[Entries excerpted from a collection]
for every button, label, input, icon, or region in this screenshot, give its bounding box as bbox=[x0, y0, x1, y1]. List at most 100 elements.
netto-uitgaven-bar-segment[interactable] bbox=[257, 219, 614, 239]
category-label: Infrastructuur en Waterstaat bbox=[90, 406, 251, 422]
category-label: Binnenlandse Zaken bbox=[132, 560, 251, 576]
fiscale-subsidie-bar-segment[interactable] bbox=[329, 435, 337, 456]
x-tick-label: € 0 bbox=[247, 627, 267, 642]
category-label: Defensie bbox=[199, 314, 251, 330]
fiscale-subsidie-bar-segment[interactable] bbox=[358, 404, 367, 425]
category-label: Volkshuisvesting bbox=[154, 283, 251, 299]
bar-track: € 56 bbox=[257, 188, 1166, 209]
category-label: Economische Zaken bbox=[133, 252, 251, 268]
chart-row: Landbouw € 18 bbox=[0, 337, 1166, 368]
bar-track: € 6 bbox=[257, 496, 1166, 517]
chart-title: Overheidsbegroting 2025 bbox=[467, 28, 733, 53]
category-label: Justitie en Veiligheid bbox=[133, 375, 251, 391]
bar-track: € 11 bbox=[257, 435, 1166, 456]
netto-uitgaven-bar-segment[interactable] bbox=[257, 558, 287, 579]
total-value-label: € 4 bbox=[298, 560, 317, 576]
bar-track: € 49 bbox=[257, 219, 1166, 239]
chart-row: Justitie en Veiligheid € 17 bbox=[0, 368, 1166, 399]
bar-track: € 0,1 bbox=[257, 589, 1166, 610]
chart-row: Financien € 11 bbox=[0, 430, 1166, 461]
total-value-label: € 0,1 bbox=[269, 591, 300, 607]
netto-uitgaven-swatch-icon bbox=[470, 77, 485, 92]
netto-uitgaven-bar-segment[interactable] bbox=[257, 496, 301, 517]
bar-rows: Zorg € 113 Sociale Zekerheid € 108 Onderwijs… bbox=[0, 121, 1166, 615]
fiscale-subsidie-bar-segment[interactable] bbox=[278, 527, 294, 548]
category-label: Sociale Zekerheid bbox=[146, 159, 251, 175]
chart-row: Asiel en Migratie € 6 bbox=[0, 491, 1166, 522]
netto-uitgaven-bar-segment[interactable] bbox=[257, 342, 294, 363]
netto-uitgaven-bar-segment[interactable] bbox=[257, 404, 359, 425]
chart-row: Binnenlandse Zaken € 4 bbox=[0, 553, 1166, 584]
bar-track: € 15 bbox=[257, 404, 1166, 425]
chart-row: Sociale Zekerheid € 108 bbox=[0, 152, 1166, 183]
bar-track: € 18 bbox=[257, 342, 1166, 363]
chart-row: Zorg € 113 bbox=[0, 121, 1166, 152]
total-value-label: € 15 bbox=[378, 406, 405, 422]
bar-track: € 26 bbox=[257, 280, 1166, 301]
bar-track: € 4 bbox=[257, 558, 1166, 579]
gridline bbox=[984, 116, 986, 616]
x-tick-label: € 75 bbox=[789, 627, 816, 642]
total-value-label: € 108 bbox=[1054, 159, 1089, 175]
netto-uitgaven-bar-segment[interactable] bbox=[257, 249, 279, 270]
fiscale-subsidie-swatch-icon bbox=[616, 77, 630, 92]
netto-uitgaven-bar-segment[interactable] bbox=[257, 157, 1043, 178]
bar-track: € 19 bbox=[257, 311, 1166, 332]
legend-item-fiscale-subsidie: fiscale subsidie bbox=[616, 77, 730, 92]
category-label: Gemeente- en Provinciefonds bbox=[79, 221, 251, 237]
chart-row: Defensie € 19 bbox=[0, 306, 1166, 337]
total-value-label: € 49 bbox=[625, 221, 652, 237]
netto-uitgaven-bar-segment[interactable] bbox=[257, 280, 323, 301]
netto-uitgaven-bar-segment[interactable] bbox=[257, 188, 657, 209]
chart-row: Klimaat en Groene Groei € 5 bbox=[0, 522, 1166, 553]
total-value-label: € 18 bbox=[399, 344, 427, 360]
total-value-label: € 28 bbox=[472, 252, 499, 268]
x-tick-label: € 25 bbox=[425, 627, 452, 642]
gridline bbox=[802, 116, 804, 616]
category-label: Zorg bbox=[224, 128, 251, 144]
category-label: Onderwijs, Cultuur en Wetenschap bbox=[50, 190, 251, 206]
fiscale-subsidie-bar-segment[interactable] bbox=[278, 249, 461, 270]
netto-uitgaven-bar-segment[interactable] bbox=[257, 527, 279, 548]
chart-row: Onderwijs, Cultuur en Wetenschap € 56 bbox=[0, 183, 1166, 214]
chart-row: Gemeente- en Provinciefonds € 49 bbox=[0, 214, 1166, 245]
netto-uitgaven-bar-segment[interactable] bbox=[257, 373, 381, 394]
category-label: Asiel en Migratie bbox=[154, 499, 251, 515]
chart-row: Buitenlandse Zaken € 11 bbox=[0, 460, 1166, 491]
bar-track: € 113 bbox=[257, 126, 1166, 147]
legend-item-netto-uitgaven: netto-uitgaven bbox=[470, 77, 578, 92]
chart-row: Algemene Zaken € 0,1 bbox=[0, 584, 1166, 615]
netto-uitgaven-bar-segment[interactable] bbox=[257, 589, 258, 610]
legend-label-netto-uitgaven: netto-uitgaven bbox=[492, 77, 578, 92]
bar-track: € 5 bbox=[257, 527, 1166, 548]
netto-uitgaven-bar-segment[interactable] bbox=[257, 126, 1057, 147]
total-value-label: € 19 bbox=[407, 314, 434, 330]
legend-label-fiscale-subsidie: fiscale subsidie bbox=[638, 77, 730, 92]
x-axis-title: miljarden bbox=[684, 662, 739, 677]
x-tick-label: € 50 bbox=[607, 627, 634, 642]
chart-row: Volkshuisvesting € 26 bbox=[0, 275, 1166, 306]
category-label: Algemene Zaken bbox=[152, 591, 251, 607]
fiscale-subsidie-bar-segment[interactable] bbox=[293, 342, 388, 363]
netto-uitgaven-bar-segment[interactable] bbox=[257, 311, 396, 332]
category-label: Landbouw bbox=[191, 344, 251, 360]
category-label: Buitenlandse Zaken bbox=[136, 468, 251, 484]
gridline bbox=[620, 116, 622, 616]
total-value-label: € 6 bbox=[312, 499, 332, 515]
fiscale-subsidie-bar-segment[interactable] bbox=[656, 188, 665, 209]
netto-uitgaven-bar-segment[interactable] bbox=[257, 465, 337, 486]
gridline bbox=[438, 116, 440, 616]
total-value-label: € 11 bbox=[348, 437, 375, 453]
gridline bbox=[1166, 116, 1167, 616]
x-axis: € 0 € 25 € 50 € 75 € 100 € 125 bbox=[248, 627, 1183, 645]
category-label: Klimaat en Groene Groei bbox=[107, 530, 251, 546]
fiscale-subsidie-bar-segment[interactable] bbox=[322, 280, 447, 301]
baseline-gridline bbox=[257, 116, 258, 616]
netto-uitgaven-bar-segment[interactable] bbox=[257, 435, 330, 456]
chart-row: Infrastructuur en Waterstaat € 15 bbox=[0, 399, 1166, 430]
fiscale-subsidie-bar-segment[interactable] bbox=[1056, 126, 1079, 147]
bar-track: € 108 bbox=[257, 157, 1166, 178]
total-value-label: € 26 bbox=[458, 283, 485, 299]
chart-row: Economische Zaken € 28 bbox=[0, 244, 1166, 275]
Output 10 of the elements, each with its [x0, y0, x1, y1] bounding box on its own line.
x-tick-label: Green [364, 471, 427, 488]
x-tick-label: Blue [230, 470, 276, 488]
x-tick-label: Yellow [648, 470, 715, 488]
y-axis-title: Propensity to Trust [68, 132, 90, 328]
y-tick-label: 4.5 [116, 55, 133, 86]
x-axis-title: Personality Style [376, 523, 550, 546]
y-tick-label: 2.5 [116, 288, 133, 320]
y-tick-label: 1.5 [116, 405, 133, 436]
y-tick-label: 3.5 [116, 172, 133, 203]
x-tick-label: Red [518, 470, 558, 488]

=== Goal of the exercise ===
Write out the entries from the start through the line containing "category-label: Infrastructuur en", swapping "Waterstaat" for "Water" and leaving everything else as it is.

=== Full solution ===
for every button, label, input, icon, or region in this screenshot, give its bounding box as bbox=[x0, y0, x1, y1]. List at most 100 elements.
netto-uitgaven-bar-segment[interactable] bbox=[257, 219, 614, 239]
category-label: Infrastructuur en Water bbox=[90, 406, 251, 422]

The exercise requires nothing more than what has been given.